╔══
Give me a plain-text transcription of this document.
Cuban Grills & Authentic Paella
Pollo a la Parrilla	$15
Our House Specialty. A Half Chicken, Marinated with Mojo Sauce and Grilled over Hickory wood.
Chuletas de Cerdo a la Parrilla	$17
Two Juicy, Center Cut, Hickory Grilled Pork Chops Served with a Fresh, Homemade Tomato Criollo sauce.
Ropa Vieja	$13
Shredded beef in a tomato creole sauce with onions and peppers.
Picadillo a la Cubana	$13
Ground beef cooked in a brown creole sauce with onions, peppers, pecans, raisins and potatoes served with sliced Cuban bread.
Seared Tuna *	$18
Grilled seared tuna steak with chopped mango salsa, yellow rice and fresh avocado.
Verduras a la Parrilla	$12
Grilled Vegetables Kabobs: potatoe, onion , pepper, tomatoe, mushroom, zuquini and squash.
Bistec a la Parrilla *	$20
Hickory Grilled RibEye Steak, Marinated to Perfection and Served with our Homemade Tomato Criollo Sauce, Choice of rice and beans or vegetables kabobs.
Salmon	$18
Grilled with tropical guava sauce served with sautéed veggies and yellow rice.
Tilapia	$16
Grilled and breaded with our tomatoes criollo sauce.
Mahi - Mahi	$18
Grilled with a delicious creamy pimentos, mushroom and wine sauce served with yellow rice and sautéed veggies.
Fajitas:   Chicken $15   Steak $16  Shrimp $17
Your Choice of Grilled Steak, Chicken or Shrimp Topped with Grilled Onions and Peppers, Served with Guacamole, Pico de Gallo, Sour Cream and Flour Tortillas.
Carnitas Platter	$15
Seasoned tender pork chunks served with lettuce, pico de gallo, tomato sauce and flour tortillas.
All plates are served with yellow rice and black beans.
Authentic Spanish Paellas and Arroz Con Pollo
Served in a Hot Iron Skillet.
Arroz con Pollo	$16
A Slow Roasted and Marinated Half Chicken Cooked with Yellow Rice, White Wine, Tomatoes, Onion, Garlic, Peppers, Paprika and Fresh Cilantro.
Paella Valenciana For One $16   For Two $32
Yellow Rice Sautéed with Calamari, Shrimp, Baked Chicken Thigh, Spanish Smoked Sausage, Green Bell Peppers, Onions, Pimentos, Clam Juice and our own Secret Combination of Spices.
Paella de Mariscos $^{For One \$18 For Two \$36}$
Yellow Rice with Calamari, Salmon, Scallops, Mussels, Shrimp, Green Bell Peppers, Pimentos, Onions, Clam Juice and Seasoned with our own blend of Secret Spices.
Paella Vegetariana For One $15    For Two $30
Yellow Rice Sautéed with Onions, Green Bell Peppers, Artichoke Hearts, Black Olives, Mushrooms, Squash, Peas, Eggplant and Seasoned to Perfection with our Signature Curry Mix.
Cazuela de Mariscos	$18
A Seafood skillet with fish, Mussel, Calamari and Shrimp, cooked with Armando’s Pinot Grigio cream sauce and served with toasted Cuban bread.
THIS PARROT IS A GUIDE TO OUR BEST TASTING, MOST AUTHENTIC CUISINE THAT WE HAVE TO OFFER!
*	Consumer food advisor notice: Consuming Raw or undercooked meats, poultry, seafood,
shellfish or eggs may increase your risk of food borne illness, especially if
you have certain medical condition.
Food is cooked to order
╚══
- **Exercise objective**:
Restate every entry word for word.

- **Response to this exercise**:
Give me a plain-text transcription of this document.
Cuban Grills & Authentic Paella
Pollo a la Parrilla	$15
Our House Specialty. A Half Chicken, Marinated with Mojo Sauce and Grilled over Hickory wood.
Chuletas de Cerdo a la Parrilla	$17
Two Juicy, Center Cut, Hickory Grilled Pork Chops Served with a Fresh, Homemade Tomato Criollo sauce.
Ropa Vieja	$13
Shredded beef in a tomato creole sauce with onions and peppers.
Picadillo a la Cubana	$13
Ground beef cooked in a brown creole sauce with onions, peppers, pecans, raisins and potatoes served with sliced Cuban bread.
Seared Tuna *	$18
Grilled seared tuna steak with chopped mango salsa, yellow rice and fresh avocado.
Verduras a la Parrilla	$12
Grilled Vegetables Kabobs: potatoe, onion , pepper, tomatoe, mushroom, zuquini and squash.
Bistec a la Parrilla *	$20
Hickory Grilled RibEye Steak, Marinated to Perfection and Served with our Homemade Tomato Criollo Sauce, Choice of rice and beans or vegetables kabobs.
Salmon	$18
Grilled with tropical guava sauce served with sautéed veggies and yellow rice.
Tilapia	$16
Grilled and breaded with our tomatoes criollo sauce.
Mahi - Mahi	$18
Grilled with a delicious creamy pimentos, mushroom and wine sauce served with yellow rice and sautéed veggies.
Fajitas:   Chicken $15   Steak $16  Shrimp $17
Your Choice of Grilled Steak, Chicken or Shrimp Topped with Grilled Onions and Peppers, Served with Guacamole, Pico de Gallo, Sour Cream and Flour Tortillas.
Carnitas Platter	$15
Seasoned tender pork chunks served with lettuce, pico de gallo, tomato sauce and flour tortillas.
All plates are served with yellow rice and black beans.
Authentic Spanish Paellas and Arroz Con Pollo
Served in a Hot Iron Skillet.
Arroz con Pollo	$16
A Slow Roasted and Marinated Half Chicken Cooked with Yellow Rice, White Wine, Tomatoes, Onion, Garlic, Peppers, Paprika and Fresh Cilantro.
Paella Valenciana For One $16   For Two $32
Yellow Rice Sautéed with Calamari, Shrimp, Baked Chicken Thigh, Spanish Smoked Sausage, Green Bell Peppers, Onions, Pimentos, Clam Juice and our own Secret Combination of Spices.
Paella de Mariscos $^{For One \$18 For Two \$36}$
Yellow Rice with Calamari, Salmon, Scallops, Mussels, Shrimp, Green Bell Peppers, Pimentos, Onions, Clam Juice and Seasoned with our own blend of Secret Spices.
Paella Vegetariana For One $15    For Two $30
Yellow Rice Sautéed with Onions, Green Bell Peppers, Artichoke Hearts, Black Olives, Mushrooms, Squash, Peas, Eggplant and Seasoned to Perfection with our Signature Curry Mix.
Cazuela de Mariscos	$18
A Seafood skillet with fish, Mussel, Calamari and Shrimp, cooked with Armando’s Pinot Grigio cream sauce and served with toasted Cuban bread.
THIS PARROT IS A GUIDE TO OUR BEST TASTING, MOST AUTHENTIC CUISINE THAT WE HAVE TO OFFER!
*	Consumer food advisor notice: Consuming Raw or undercooked meats, poultry, seafood,
shellfish or eggs may increase your risk of food borne illness, especially if
you have certain medical condition.
Food is cooked to order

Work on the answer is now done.